-- Records for the exercise start --
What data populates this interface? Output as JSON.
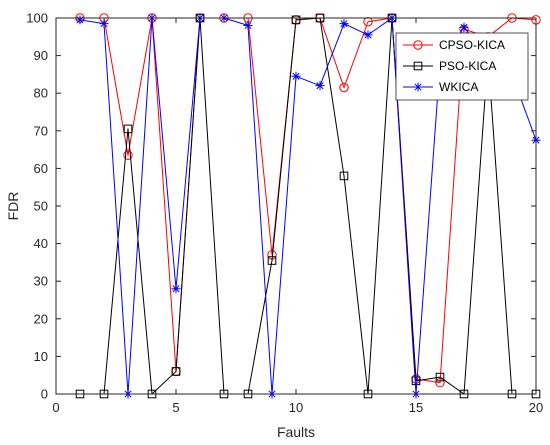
{
  "chart_data": {
    "type": "line",
    "xlabel": "Faults",
    "ylabel": "FDR",
    "xlim": [
      0,
      20
    ],
    "ylim": [
      0,
      100
    ],
    "xticks": [
      0,
      5,
      10,
      15,
      20
    ],
    "yticks": [
      0,
      10,
      20,
      30,
      40,
      50,
      60,
      70,
      80,
      90,
      100
    ],
    "grid": false,
    "legend_position": "top-right",
    "x": [
      1,
      2,
      3,
      4,
      5,
      6,
      7,
      8,
      9,
      10,
      11,
      12,
      13,
      14,
      15,
      16,
      17,
      18,
      19,
      20
    ],
    "series": [
      {
        "name": "CPSO-KICA",
        "color": "#ff0000",
        "marker": "circle",
        "values": [
          100,
          100,
          63.5,
          100,
          6,
          100,
          100,
          100,
          37,
          99.5,
          100,
          81.5,
          99,
          100,
          4,
          3,
          97,
          95,
          100,
          99.5
        ]
      },
      {
        "name": "PSO-KICA",
        "color": "#000000",
        "marker": "square",
        "values": [
          0,
          0,
          70.5,
          0,
          6,
          100,
          0,
          0,
          35.5,
          99.5,
          100,
          58,
          0,
          100,
          3.5,
          4.5,
          0,
          90,
          0,
          0
        ]
      },
      {
        "name": "WKICA",
        "color": "#0000ff",
        "marker": "asterisk",
        "values": [
          99.5,
          98.5,
          0,
          100,
          28,
          100,
          100,
          98,
          0,
          84.5,
          82,
          98.5,
          95.5,
          100,
          0,
          88,
          97.5,
          90,
          85,
          67.5
        ]
      }
    ]
  }
}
-- Records for the exercise end --
Reproduce each entry verbatim, excluding any embedded images.

What data populates this interface? Output as JSON.
{
  "chart_data": {
    "type": "line",
    "xlabel": "Faults",
    "ylabel": "FDR",
    "xlim": [
      0,
      20
    ],
    "ylim": [
      0,
      100
    ],
    "xticks": [
      0,
      5,
      10,
      15,
      20
    ],
    "yticks": [
      0,
      10,
      20,
      30,
      40,
      50,
      60,
      70,
      80,
      90,
      100
    ],
    "grid": false,
    "legend_position": "top-right",
    "x": [
      1,
      2,
      3,
      4,
      5,
      6,
      7,
      8,
      9,
      10,
      11,
      12,
      13,
      14,
      15,
      16,
      17,
      18,
      19,
      20
    ],
    "series": [
      {
        "name": "CPSO-KICA",
        "color": "#ff0000",
        "marker": "circle",
        "values": [
          100,
          100,
          63.5,
          100,
          6,
          100,
          100,
          100,
          37,
          99.5,
          100,
          81.5,
          99,
          100,
          4,
          3,
          97,
          95,
          100,
          99.5
        ]
      },
      {
        "name": "PSO-KICA",
        "color": "#000000",
        "marker": "square",
        "values": [
          0,
          0,
          70.5,
          0,
          6,
          100,
          0,
          0,
          35.5,
          99.5,
          100,
          58,
          0,
          100,
          3.5,
          4.5,
          0,
          90,
          0,
          0
        ]
      },
      {
        "name": "WKICA",
        "color": "#0000ff",
        "marker": "asterisk",
        "values": [
          99.5,
          98.5,
          0,
          100,
          28,
          100,
          100,
          98,
          0,
          84.5,
          82,
          98.5,
          95.5,
          100,
          0,
          88,
          97.5,
          90,
          85,
          67.5
        ]
      }
    ]
  }
}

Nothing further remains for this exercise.